• REQUIRED WORK: From the records below, copy every line that contains the word "screenshot".

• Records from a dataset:

:::::

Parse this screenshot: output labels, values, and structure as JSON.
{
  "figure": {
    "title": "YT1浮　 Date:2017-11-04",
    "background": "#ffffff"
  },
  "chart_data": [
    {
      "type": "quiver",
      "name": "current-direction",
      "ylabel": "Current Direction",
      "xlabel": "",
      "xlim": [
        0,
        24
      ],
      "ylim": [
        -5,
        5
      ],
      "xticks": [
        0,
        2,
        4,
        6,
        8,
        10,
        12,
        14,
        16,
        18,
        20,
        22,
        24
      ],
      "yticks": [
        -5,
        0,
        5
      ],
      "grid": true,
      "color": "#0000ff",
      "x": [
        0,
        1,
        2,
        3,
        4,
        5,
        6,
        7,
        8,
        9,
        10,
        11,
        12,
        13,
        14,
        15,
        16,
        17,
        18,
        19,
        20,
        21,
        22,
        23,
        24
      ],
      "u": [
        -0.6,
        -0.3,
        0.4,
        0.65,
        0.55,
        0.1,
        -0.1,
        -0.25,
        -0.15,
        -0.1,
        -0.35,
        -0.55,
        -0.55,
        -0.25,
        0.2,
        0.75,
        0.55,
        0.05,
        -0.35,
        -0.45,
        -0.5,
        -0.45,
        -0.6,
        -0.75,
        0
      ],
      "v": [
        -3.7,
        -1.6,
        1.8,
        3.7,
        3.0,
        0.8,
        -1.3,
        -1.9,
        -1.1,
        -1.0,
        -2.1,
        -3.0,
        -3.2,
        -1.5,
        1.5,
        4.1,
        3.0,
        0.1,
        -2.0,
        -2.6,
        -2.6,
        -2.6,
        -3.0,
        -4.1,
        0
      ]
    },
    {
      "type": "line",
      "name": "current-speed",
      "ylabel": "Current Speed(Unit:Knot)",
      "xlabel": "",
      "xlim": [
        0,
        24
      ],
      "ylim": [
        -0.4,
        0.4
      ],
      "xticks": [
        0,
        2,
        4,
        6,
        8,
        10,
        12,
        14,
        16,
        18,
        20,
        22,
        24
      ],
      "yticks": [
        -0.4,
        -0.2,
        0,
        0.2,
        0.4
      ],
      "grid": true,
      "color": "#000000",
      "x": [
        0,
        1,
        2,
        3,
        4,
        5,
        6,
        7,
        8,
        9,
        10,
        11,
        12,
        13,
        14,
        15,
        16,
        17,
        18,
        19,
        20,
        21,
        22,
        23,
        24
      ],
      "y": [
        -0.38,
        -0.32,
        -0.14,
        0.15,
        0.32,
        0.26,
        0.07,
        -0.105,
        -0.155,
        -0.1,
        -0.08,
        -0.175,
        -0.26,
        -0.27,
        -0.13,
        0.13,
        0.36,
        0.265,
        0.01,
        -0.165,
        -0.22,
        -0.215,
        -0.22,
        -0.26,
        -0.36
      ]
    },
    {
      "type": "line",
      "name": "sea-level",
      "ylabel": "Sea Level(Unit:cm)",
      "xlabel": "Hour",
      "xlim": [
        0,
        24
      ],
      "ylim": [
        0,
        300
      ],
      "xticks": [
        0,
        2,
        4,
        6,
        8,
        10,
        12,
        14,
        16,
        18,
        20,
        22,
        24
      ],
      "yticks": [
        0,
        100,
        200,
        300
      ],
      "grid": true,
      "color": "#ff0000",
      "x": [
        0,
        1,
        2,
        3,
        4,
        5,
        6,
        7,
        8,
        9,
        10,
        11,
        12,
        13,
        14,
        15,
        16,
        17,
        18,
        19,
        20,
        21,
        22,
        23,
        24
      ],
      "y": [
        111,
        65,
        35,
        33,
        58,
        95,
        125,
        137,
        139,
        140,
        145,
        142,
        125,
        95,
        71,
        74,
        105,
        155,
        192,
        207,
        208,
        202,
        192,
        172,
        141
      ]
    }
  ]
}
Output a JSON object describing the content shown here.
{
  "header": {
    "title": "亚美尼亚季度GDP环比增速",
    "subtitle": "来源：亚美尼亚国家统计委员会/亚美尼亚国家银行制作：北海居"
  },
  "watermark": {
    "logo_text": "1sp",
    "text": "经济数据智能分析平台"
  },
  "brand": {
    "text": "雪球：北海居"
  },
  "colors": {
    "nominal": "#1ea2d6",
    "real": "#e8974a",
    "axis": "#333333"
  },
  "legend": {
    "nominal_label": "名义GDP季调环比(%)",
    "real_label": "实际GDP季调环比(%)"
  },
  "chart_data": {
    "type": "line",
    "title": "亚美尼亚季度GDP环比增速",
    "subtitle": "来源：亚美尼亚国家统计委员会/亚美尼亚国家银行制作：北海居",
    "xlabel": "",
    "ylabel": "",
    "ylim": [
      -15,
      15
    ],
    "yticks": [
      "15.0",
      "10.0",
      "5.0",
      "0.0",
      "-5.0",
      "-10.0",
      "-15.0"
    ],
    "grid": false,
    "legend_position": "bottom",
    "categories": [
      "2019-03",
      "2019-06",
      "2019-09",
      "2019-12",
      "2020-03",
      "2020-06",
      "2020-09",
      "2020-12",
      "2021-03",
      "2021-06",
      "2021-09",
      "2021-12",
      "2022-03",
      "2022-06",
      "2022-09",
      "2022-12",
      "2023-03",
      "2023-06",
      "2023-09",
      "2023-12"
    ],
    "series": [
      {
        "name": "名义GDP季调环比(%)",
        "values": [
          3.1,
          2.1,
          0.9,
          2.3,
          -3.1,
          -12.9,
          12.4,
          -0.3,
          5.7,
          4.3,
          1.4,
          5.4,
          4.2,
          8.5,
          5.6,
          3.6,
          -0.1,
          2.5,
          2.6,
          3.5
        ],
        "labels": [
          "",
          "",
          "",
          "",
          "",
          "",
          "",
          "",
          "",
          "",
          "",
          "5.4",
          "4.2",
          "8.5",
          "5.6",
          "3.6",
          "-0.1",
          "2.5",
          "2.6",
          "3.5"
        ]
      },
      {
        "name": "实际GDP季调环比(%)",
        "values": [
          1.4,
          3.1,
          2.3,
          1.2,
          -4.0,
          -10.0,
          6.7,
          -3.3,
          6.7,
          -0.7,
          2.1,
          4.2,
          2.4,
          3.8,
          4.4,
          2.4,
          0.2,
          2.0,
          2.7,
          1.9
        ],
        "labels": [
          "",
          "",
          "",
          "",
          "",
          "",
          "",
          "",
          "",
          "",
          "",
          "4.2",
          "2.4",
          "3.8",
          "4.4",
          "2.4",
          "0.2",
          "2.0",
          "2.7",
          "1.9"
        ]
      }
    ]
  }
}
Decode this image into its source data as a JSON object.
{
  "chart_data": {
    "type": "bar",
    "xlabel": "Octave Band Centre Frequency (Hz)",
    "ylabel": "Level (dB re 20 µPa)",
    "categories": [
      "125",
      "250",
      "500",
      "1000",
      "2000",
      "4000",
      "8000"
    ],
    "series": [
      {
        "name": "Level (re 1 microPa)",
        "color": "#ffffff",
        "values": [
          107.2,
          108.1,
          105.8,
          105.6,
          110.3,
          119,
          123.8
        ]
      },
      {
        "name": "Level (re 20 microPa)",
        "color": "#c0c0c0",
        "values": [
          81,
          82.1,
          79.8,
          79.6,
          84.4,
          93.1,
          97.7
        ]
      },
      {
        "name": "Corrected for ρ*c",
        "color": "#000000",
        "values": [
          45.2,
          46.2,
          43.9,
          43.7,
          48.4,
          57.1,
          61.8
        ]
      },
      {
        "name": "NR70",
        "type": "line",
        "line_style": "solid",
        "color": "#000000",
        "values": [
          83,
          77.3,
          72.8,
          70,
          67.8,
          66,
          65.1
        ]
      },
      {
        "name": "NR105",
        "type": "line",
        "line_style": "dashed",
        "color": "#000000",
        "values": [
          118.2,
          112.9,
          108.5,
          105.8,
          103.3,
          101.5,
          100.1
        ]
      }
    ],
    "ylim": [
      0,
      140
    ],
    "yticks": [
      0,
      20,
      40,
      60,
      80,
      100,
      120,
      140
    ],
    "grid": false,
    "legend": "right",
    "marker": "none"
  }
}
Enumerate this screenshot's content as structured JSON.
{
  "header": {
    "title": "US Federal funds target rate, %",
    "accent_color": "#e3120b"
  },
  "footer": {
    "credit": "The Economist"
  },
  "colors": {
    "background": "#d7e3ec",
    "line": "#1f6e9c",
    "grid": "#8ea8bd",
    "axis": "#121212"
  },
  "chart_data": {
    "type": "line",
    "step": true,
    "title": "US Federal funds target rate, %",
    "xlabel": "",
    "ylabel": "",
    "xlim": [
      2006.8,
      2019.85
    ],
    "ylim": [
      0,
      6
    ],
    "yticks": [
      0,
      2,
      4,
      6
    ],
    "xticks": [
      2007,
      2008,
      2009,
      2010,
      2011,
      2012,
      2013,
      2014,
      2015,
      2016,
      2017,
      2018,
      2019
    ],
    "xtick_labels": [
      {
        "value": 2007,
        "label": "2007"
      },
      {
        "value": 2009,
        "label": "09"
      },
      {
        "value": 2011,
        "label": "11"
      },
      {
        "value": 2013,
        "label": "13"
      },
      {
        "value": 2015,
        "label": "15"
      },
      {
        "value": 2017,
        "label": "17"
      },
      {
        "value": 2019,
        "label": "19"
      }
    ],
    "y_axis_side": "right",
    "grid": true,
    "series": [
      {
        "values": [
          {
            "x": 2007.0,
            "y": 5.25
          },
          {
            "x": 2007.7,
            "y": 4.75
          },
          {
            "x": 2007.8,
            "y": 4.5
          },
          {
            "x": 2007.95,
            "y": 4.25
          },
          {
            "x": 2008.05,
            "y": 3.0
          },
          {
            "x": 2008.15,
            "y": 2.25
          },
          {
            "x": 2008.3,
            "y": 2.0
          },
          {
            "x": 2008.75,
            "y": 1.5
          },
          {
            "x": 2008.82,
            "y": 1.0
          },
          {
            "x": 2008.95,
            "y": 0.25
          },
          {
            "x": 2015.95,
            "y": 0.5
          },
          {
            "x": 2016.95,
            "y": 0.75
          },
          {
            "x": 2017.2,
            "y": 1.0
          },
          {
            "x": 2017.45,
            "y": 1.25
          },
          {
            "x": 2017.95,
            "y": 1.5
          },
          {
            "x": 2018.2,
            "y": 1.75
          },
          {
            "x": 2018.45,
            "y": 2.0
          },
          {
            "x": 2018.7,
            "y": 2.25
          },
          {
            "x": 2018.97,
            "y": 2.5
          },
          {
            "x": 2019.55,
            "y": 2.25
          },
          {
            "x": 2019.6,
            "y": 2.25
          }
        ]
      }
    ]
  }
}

:::::

• THE OUTPUT:
Parse this screenshot: output labels, values, and structure as JSON.
Enumerate this screenshot's content as structured JSON.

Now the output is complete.